Tarefa 1.
No texto sobre as poetas do Pajeú, qual forma fixa se destaca na produção delas?
Tarefa 2.
Escreva a continuação do texto sobre as poetas do Pajeú a partir do ponto em que ele termina.
──────── Trecho de texto
Como evidenciamos na pesquisa e podemos ver nesta reflexão crítica, a produção das poetas do Pajeú está fortemente ligada às práticas da tradição oral, seja na poesia de bancada (das poetas que não improvisam), seja na das mesas de glosas, ambas poetas costumam dizer, declamar, performar seus poemas. Há uma variedade formal, ainda que se cultivem muito as formas fixas, com versos e estrofes metrificados, a presença do soneto se destaca, nesse sentido, junto aos poemas de verso livre, mais exercitados pela nova geração quando comparada com as gerações anteriores.

Quanto às temáticas, as poetas meditam sobre um universo complexo, sobre uma infinidade de assuntos, por exemplo: a própria vida, no sentido filosófico de poemas ontológicos de Carmen Pedrosa, Dulce Lima e Maria Cinthia Pio; a paisagem e o território na poesia de Elenilda Amaral, Verônica Sobral e Rafaelzinha; as particularidades da mulher nos poemas de gozo e maternidade de Dayane Rocha; a sociedade e a política nos versos de Celeste Vidal e Maria Samara; a metalinguagem presente na poesia de Thaynnara Queiroz. Essas constituem um pequeno panorama para citar alguns nomes do amplo universo poético das mulheres do sertão do Pajeú, que também tratam de amor, desilusão e saudade, dentre tantos outros aspectos da existência.
────────────────
──────── Conjunto de linhas
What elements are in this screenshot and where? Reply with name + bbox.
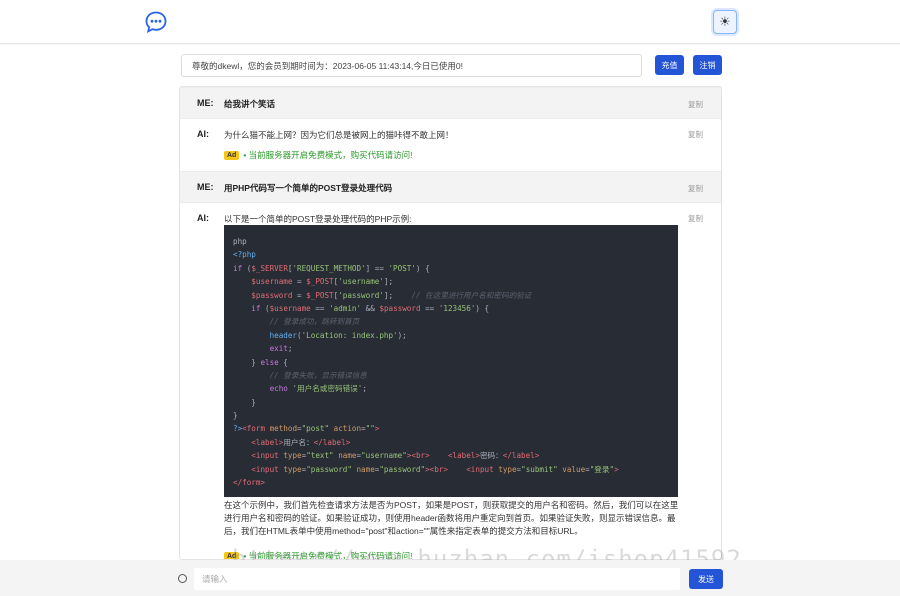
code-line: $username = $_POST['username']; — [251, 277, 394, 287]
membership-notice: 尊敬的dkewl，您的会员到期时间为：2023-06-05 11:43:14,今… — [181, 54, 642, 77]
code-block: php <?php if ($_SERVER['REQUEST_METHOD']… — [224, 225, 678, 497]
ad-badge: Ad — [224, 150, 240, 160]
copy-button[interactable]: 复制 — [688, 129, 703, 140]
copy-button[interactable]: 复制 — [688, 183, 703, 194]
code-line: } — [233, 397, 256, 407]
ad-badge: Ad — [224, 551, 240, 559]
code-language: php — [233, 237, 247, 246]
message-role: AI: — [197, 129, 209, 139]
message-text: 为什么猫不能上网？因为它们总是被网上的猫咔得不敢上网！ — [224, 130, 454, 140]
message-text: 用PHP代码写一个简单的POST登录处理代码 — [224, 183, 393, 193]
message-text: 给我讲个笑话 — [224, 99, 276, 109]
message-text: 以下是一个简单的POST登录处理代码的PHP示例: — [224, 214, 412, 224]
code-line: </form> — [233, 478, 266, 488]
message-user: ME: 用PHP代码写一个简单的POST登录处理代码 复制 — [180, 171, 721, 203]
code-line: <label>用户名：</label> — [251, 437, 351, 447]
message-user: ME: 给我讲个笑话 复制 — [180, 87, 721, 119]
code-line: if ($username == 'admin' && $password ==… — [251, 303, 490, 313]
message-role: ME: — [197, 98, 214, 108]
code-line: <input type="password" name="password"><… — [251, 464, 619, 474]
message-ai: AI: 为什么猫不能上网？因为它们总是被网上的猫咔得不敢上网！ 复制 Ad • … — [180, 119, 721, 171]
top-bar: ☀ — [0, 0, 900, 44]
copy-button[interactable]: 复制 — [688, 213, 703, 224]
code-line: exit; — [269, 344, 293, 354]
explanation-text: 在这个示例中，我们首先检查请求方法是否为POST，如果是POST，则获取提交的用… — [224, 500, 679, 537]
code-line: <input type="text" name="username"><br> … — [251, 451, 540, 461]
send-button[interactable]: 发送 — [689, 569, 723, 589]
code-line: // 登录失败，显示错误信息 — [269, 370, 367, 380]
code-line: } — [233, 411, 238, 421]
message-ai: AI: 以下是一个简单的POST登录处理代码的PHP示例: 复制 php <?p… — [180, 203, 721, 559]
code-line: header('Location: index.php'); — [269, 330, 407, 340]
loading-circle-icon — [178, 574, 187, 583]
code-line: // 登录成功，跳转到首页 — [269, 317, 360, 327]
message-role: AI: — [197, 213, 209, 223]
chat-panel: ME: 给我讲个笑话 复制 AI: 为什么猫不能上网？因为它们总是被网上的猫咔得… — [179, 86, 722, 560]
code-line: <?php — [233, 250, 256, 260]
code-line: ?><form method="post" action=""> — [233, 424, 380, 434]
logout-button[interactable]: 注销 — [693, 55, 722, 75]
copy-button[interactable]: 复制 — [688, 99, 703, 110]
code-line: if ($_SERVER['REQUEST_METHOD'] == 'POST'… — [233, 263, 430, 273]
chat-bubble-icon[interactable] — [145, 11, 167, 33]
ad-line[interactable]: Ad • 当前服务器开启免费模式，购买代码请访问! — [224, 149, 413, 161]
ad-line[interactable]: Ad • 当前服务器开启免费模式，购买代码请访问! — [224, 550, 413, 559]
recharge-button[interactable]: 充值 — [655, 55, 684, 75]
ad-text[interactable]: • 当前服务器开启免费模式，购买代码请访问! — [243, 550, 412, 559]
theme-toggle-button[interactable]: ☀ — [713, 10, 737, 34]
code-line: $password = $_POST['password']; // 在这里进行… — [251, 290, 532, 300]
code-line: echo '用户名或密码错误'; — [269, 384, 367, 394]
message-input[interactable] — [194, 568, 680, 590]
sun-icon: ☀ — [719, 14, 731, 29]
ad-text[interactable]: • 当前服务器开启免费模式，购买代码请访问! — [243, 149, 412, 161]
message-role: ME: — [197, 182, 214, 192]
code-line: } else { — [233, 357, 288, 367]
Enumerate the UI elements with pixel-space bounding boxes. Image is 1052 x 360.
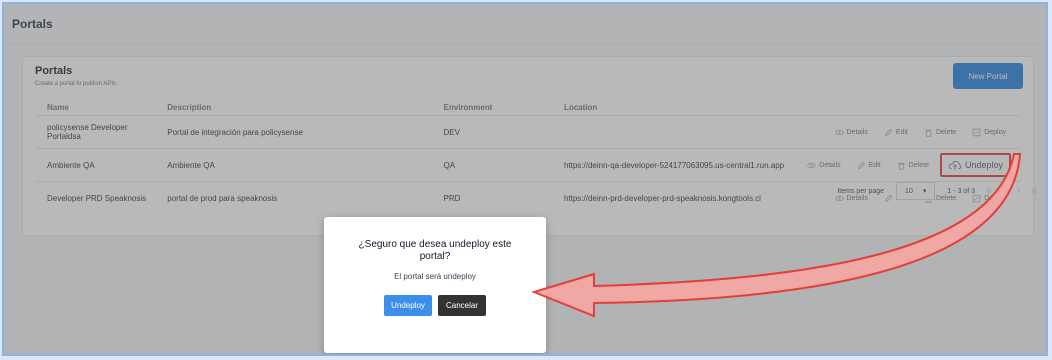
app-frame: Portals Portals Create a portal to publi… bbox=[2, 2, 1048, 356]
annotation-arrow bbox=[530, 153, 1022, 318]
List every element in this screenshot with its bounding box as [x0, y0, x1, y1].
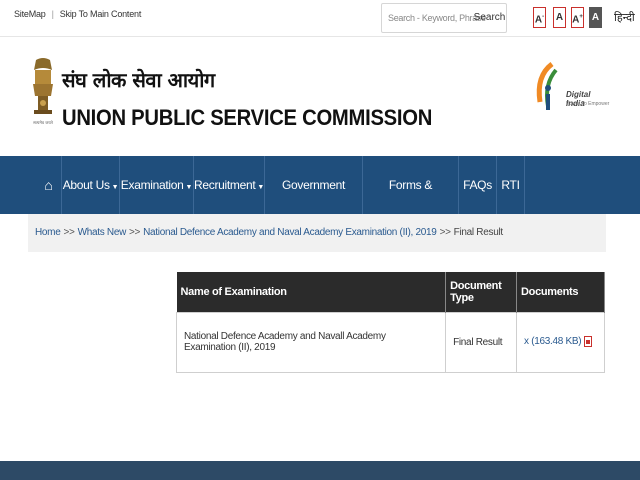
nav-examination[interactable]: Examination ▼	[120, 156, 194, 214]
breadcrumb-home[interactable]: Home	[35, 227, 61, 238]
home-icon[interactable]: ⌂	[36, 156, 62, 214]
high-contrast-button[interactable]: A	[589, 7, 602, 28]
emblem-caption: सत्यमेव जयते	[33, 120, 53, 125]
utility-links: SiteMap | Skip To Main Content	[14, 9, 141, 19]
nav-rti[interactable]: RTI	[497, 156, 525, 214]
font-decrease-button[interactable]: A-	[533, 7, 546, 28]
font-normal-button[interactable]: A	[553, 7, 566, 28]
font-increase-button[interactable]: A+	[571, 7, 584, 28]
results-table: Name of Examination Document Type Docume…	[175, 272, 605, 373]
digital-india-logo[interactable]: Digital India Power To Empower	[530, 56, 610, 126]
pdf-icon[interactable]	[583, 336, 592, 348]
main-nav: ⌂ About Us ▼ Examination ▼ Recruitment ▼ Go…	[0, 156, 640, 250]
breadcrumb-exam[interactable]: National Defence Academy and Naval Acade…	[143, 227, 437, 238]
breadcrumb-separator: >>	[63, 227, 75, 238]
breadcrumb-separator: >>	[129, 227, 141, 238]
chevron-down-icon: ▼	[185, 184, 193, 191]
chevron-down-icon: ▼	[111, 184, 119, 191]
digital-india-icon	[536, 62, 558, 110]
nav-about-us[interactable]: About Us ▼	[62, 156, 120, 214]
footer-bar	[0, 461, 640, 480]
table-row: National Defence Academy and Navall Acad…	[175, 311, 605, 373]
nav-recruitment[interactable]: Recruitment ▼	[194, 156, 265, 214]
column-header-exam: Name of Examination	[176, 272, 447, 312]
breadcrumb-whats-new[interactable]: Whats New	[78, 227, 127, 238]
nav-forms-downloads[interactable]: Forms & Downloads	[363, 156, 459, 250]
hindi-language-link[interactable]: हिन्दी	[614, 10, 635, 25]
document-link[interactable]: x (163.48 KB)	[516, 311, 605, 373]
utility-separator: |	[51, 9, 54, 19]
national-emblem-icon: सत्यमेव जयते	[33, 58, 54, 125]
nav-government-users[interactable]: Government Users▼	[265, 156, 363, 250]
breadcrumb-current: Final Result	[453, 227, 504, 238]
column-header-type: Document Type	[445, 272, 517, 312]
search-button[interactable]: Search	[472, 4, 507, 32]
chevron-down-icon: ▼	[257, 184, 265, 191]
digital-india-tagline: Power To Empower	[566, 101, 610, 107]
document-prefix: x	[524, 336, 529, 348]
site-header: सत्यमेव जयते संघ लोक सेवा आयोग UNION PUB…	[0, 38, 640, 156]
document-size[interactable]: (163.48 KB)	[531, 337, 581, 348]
────────────────
Resposta 1.
O soneto.

Resposta 2.
I

Quando é de manhãzinha

No tempo da trovoada

Canta alegre a passarada

Lá nas matas da serrinha

Vê-se logo a andorinha

Voando sem direção

Quando vê preparação

Muito cedo se levanta

Toda passarada canta

Quando chove no Sertão

II

Nem bem amanhece o dia

O xexeú se acorda cedo

Canta lá no arvoredo

Sua linda melodia

O concriz com alegria

Também faz sua canção

O bacurau pelo chão

Pulando de planta em planta

Toda passarada canta

Quando chove no Sertão

III

Canta o “galo-de-campina”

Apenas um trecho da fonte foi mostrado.